--- START ---
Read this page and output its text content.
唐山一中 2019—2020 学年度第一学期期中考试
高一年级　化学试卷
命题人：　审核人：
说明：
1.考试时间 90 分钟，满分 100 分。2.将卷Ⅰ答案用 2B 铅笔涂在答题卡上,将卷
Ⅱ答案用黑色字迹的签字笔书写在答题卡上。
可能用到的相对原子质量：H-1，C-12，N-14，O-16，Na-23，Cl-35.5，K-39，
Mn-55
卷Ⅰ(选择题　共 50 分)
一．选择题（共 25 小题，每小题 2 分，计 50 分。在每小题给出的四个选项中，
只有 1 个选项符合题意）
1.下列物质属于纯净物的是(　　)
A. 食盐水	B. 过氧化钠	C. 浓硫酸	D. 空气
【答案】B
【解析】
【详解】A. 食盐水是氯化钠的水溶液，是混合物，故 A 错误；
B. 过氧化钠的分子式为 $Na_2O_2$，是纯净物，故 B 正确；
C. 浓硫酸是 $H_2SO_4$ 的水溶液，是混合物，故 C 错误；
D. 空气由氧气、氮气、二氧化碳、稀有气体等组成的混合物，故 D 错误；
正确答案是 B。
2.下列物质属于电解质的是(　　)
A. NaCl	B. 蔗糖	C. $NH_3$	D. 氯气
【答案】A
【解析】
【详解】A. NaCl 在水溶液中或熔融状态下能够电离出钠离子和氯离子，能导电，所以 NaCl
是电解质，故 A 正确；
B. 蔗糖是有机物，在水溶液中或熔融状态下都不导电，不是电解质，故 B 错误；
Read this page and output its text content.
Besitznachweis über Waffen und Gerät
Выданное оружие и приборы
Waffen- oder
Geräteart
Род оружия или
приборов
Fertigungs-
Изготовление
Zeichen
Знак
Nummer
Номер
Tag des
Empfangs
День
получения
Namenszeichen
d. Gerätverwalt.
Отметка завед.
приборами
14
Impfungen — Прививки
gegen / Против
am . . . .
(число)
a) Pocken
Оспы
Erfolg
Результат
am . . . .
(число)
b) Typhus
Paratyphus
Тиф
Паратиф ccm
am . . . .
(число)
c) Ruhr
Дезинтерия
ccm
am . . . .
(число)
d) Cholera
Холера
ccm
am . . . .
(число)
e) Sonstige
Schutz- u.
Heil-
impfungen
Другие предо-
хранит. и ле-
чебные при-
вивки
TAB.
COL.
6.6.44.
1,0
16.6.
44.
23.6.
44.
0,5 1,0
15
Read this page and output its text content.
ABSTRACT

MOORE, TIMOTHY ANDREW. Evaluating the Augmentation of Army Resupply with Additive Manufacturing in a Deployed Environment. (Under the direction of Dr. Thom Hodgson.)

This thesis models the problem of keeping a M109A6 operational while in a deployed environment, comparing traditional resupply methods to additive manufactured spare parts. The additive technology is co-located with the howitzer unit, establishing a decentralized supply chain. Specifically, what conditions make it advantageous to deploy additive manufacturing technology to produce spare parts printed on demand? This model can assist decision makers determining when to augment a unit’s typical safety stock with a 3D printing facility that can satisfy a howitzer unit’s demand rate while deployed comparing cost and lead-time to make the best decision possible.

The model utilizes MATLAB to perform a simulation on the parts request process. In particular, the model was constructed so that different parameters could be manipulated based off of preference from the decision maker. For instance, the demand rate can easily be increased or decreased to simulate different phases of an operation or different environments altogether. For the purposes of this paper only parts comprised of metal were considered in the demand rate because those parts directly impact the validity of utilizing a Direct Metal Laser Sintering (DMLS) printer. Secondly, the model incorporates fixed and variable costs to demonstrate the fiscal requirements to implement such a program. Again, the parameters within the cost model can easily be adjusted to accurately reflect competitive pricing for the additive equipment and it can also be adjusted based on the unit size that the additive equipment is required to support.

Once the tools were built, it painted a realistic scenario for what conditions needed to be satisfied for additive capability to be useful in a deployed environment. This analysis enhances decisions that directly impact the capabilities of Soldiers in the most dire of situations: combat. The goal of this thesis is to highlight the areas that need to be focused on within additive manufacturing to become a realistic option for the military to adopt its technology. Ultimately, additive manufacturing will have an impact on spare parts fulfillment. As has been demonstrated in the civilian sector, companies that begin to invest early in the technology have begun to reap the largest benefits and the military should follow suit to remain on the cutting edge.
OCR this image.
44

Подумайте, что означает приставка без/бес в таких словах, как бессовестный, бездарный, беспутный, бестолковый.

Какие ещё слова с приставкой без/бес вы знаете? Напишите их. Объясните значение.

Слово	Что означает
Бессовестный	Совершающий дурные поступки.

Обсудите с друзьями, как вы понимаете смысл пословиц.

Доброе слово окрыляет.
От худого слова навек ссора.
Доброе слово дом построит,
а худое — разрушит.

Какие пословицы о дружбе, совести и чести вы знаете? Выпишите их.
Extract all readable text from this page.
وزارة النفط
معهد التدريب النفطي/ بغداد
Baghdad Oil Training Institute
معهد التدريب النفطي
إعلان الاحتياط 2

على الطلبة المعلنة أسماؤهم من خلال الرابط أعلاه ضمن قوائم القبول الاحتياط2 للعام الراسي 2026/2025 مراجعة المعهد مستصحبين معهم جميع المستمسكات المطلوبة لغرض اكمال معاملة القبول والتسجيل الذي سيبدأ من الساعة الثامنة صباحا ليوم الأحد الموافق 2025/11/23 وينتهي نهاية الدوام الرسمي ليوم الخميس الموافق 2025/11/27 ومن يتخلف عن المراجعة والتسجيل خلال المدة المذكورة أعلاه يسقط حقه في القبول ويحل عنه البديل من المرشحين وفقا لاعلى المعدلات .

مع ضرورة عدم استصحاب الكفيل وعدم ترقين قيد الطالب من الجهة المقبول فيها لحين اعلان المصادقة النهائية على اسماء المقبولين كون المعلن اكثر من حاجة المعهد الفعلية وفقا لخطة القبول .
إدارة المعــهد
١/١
--- END ---
◆ Given task
Filter out all lines lacking the word "التدريب" and copy the rest.

◆ Exercise result
معهد التدريب النفطي/ بغداد
معهد التدريب النفطي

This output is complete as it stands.